--- start ---
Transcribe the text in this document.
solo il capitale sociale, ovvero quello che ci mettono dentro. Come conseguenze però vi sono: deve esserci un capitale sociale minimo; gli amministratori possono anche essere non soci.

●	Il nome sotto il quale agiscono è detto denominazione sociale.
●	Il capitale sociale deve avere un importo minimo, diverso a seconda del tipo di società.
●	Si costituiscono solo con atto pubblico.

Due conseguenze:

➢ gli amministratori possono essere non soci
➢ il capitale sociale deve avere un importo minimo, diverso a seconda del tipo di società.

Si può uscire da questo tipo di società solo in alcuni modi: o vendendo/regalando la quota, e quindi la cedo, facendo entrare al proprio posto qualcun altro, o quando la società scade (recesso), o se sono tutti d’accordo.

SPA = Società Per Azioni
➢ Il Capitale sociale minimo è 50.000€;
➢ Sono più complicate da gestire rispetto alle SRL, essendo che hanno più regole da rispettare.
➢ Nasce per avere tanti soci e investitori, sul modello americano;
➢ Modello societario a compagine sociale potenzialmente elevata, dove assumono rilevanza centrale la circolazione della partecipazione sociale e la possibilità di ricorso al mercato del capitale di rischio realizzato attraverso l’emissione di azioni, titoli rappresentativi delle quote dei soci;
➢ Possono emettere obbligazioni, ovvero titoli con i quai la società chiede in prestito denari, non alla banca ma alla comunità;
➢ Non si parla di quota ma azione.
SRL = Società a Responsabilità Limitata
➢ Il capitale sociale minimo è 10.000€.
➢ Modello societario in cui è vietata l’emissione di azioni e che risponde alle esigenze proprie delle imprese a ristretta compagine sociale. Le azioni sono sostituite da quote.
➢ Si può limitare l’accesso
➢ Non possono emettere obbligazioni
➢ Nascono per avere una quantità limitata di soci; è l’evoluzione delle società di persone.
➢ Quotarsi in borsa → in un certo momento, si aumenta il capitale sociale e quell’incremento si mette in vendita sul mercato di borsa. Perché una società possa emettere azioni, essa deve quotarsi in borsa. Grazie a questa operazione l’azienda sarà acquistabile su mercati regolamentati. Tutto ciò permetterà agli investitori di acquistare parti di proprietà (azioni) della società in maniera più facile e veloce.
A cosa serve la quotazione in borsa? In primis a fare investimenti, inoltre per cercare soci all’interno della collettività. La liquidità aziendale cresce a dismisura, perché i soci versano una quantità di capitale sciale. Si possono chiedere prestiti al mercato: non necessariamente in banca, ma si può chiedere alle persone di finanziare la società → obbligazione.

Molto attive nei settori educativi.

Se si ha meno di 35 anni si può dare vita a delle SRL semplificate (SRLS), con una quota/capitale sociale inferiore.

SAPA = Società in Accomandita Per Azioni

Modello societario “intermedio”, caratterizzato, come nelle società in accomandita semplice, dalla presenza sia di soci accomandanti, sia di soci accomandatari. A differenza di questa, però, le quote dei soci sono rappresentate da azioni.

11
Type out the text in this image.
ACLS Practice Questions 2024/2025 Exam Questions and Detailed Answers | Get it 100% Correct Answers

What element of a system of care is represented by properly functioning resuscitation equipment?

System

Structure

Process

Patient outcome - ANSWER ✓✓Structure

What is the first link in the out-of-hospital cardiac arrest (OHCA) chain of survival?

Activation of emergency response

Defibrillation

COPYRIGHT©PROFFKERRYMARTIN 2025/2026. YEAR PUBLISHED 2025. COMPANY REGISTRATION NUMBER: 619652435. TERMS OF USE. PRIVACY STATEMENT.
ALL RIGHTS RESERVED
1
--- end ---
REQUIRED TASK: Reproduce exactly the line that holds "Type out the text in this image.", then every line after it, ending with the final line of the records above.

COMPLETE RESPONSE:
Type out the text in this image.
ACLS Practice Questions 2024/2025 Exam Questions and Detailed Answers | Get it 100% Correct Answers

What element of a system of care is represented by properly functioning resuscitation equipment?

System

Structure

Process

Patient outcome - ANSWER ✓✓Structure

What is the first link in the out-of-hospital cardiac arrest (OHCA) chain of survival?

Activation of emergency response

Defibrillation

COPYRIGHT©PROFFKERRYMARTIN 2025/2026. YEAR PUBLISHED 2025. COMPANY REGISTRATION NUMBER: 619652435. TERMS OF USE. PRIVACY STATEMENT.
ALL RIGHTS RESERVED
1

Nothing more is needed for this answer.